#### WHAT THE TASK ASKS:
Copy out every line in which the string "object" occurs.

#### RECORDS SUPPLIED:
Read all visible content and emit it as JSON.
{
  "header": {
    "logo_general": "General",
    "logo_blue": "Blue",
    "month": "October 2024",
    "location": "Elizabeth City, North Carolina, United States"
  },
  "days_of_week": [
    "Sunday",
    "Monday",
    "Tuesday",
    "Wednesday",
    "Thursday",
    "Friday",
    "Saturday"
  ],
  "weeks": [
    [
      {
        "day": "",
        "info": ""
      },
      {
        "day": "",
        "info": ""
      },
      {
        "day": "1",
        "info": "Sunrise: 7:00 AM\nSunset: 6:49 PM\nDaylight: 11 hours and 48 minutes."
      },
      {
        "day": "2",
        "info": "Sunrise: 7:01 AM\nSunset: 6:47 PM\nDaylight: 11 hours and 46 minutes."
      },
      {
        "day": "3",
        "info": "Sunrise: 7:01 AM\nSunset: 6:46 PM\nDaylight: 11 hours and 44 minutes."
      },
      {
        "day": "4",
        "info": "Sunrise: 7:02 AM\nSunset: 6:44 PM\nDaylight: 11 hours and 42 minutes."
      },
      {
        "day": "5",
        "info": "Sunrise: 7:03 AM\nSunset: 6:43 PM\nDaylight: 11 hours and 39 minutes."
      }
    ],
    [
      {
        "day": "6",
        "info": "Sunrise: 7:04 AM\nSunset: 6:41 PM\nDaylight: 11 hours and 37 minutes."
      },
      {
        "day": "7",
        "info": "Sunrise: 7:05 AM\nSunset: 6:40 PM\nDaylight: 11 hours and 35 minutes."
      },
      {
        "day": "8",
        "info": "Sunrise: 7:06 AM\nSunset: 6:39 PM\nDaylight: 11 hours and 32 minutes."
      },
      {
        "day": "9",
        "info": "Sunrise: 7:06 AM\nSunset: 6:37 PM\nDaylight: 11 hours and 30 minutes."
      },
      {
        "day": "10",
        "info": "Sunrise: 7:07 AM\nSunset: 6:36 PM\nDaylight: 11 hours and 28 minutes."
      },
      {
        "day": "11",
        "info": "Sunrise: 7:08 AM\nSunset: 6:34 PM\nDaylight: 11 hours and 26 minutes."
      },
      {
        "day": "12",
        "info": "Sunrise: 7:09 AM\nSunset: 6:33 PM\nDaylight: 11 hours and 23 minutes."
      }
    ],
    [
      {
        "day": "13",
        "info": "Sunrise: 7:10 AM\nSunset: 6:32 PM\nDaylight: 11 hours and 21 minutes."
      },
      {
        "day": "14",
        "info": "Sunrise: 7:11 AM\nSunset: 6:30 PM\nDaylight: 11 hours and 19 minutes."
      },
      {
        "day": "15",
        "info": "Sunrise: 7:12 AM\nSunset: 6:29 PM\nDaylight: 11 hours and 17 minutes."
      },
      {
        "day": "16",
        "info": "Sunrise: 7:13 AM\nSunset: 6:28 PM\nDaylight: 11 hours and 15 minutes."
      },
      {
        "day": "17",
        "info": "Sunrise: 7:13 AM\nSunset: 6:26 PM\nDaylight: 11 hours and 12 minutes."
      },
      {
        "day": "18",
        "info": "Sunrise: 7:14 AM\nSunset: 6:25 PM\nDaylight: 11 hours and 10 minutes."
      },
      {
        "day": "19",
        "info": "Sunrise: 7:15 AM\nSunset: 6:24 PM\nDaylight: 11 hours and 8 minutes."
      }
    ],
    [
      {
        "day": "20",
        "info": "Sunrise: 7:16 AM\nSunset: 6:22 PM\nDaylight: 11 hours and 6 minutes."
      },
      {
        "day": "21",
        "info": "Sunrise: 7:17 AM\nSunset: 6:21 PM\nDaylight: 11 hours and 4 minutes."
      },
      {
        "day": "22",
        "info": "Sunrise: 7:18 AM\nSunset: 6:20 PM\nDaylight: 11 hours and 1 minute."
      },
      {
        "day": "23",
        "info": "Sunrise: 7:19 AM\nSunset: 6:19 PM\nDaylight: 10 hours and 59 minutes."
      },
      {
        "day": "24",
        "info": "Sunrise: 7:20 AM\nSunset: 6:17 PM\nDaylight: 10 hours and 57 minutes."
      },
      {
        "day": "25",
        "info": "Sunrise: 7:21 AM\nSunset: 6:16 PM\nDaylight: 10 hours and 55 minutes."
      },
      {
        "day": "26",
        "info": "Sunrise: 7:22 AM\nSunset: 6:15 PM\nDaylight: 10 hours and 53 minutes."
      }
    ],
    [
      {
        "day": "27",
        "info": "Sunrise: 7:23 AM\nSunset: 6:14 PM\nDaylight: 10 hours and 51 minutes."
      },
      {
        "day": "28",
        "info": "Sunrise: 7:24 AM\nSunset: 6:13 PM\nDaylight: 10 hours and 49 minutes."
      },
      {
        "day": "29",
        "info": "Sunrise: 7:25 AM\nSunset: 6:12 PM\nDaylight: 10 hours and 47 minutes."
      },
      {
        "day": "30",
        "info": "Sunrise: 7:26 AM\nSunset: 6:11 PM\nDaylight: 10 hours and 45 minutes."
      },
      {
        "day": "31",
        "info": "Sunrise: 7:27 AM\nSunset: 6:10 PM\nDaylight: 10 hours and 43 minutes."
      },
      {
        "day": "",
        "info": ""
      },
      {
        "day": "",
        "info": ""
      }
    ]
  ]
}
---
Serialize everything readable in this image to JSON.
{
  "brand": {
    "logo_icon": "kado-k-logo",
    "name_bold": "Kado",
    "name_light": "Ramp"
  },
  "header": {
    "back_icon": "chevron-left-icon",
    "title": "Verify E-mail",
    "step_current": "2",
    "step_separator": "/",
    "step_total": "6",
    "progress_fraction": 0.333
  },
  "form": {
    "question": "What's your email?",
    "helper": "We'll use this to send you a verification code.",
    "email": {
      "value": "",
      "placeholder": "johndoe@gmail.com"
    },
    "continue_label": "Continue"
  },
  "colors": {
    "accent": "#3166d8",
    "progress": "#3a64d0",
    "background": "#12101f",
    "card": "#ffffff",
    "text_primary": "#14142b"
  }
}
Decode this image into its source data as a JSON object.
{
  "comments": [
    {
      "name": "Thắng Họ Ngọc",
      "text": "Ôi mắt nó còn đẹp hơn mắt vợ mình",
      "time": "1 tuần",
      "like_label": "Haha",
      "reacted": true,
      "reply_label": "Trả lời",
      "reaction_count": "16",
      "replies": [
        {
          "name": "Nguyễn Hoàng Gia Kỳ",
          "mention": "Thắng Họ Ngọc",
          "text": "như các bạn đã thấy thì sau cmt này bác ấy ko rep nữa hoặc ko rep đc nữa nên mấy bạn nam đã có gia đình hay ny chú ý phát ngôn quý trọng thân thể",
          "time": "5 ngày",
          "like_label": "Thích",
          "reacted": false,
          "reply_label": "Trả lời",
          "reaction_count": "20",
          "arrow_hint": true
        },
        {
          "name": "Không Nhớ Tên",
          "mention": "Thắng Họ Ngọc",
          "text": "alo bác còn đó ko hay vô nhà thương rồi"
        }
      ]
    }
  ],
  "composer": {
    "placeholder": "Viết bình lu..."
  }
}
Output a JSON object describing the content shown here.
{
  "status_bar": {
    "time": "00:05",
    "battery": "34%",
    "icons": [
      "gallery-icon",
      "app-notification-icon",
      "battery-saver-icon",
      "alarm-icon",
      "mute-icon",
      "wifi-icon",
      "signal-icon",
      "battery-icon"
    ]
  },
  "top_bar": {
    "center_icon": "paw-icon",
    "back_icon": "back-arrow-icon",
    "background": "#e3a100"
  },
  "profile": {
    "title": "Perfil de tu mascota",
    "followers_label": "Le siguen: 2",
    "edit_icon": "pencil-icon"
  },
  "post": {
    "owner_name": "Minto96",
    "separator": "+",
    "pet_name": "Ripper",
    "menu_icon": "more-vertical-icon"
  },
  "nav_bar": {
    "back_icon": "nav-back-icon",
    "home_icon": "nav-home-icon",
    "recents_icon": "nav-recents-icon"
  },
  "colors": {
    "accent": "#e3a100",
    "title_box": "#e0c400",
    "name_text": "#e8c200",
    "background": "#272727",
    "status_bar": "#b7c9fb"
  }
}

#### RESULT OF THIS TASK:
Decode this image into its source data as a JSON object.
Output a JSON object describing the content shown here.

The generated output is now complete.